* _Problem details_
In the material below, list every line carrying the string "this".

Collected data
"""

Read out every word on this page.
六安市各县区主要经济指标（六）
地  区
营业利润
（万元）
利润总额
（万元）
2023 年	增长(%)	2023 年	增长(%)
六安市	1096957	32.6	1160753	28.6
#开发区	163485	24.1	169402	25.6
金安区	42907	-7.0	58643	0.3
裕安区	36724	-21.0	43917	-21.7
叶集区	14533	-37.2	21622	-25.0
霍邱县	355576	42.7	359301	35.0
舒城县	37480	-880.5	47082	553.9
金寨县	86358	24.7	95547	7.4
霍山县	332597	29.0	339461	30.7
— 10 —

"""
"""

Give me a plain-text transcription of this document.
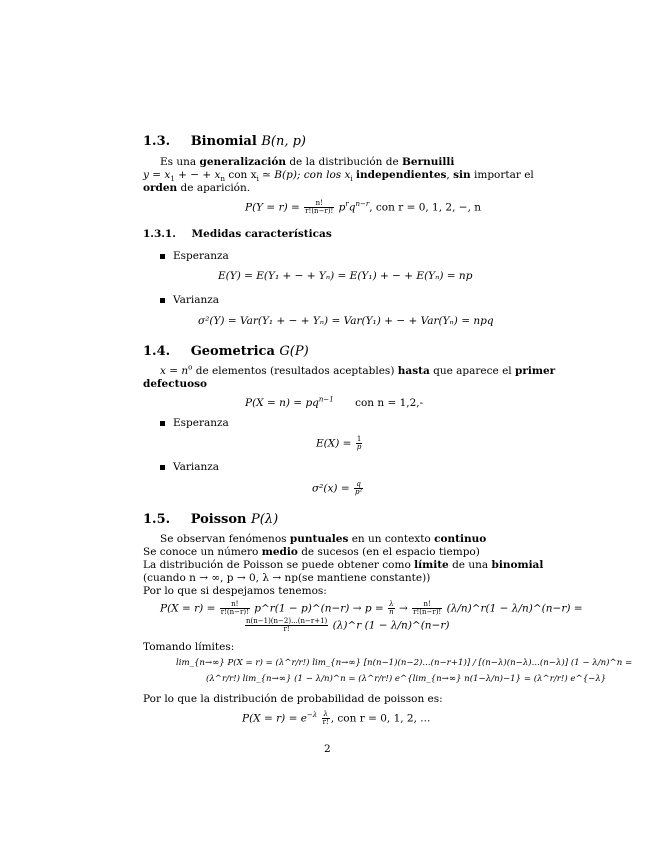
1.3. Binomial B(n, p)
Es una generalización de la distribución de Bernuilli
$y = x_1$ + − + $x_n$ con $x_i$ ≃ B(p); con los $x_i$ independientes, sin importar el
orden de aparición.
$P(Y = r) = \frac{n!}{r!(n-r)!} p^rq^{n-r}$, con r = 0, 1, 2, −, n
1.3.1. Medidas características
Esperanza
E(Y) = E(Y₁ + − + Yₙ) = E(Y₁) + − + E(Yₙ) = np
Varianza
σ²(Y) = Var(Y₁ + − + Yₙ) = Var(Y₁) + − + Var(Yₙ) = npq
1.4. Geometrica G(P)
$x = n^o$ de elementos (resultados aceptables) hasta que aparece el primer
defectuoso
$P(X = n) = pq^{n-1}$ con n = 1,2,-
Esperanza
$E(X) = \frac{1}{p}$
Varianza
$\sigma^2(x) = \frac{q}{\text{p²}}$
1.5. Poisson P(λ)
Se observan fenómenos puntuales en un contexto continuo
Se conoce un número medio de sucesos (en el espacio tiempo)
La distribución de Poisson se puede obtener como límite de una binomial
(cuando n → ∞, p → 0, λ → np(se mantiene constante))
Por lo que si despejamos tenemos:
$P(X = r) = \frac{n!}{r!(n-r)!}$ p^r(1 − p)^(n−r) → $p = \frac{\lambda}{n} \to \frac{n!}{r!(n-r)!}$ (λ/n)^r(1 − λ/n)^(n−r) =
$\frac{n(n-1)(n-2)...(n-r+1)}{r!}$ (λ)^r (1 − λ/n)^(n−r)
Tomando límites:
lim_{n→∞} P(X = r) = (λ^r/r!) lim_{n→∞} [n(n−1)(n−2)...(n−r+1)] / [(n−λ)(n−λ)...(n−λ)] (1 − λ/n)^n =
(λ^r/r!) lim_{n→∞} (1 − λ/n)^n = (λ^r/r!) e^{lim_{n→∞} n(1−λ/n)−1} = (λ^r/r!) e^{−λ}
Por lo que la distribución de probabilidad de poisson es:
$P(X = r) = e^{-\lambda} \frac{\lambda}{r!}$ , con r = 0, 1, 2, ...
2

"""

* _The completed task_
Read out every word on this page.
Give me a plain-text transcription of this document.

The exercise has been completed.